Give back the full material, exactly as it reads.

Records from a collection
- - -

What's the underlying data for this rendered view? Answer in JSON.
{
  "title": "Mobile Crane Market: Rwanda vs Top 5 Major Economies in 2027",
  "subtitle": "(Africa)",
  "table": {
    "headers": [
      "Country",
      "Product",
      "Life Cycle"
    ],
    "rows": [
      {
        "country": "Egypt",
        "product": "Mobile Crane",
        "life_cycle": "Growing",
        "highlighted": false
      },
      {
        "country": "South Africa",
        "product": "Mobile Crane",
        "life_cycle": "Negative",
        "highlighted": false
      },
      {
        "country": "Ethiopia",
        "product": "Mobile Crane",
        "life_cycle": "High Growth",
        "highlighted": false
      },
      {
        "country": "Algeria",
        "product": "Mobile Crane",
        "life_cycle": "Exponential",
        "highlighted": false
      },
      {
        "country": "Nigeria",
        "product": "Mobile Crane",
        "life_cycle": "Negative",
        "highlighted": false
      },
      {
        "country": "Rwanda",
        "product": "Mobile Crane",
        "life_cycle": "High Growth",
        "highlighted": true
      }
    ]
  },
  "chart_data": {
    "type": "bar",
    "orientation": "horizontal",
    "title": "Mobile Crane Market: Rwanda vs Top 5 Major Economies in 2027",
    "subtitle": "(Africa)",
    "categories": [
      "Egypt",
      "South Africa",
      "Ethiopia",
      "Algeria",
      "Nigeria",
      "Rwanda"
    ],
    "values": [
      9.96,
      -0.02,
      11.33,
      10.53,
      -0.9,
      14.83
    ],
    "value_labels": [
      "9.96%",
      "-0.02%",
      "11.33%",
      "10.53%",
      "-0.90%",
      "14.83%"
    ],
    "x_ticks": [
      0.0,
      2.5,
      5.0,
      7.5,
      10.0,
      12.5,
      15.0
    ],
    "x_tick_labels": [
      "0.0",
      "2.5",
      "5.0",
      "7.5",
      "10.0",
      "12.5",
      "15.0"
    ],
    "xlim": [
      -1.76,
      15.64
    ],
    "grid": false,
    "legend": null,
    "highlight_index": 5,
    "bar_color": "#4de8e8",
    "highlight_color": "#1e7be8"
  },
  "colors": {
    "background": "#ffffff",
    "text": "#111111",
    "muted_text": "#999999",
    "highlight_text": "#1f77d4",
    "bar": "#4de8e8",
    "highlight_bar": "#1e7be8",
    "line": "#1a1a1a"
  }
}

- - -

* _TASK RESPONSE_
What's the underlying data for this rendered view? Answer in JSON.
{
  "title": "Mobile Crane Market: Rwanda vs Top 5 Major Economies in 2027",
  "subtitle": "(Africa)",
  "table": {
    "headers": [
      "Country",
      "Product",
      "Life Cycle"
    ],
    "rows": [
      {
        "country": "Egypt",
        "product": "Mobile Crane",
        "life_cycle": "Growing",
        "highlighted": false
      },
      {
        "country": "South Africa",
        "product": "Mobile Crane",
        "life_cycle": "Negative",
        "highlighted": false
      },
      {
        "country": "Ethiopia",
        "product": "Mobile Crane",
        "life_cycle": "High Growth",
        "highlighted": false
      },
      {
        "country": "Algeria",
        "product": "Mobile Crane",
        "life_cycle": "Exponential",
        "highlighted": false
      },
      {
        "country": "Nigeria",
        "product": "Mobile Crane",
        "life_cycle": "Negative",
        "highlighted": false
      },
      {
        "country": "Rwanda",
        "product": "Mobile Crane",
        "life_cycle": "High Growth",
        "highlighted": true
      }
    ]
  },
  "chart_data": {
    "type": "bar",
    "orientation": "horizontal",
    "title": "Mobile Crane Market: Rwanda vs Top 5 Major Economies in 2027",
    "subtitle": "(Africa)",
    "categories": [
      "Egypt",
      "South Africa",
      "Ethiopia",
      "Algeria",
      "Nigeria",
      "Rwanda"
    ],
    "values": [
      9.96,
      -0.02,
      11.33,
      10.53,
      -0.9,
      14.83
    ],
    "value_labels": [
      "9.96%",
      "-0.02%",
      "11.33%",
      "10.53%",
      "-0.90%",
      "14.83%"
    ],
    "x_ticks": [
      0.0,
      2.5,
      5.0,
      7.5,
      10.0,
      12.5,
      15.0
    ],
    "x_tick_labels": [
      "0.0",
      "2.5",
      "5.0",
      "7.5",
      "10.0",
      "12.5",
      "15.0"
    ],
    "xlim": [
      -1.76,
      15.64
    ],
    "grid": false,
    "legend": null,
    "highlight_index": 5,
    "bar_color": "#4de8e8",
    "highlight_color": "#1e7be8"
  },
  "colors": {
    "background": "#ffffff",
    "text": "#111111",
    "muted_text": "#999999",
    "highlight_text": "#1f77d4",
    "bar": "#4de8e8",
    "highlight_bar": "#1e7be8",
    "line": "#1a1a1a"
  }
}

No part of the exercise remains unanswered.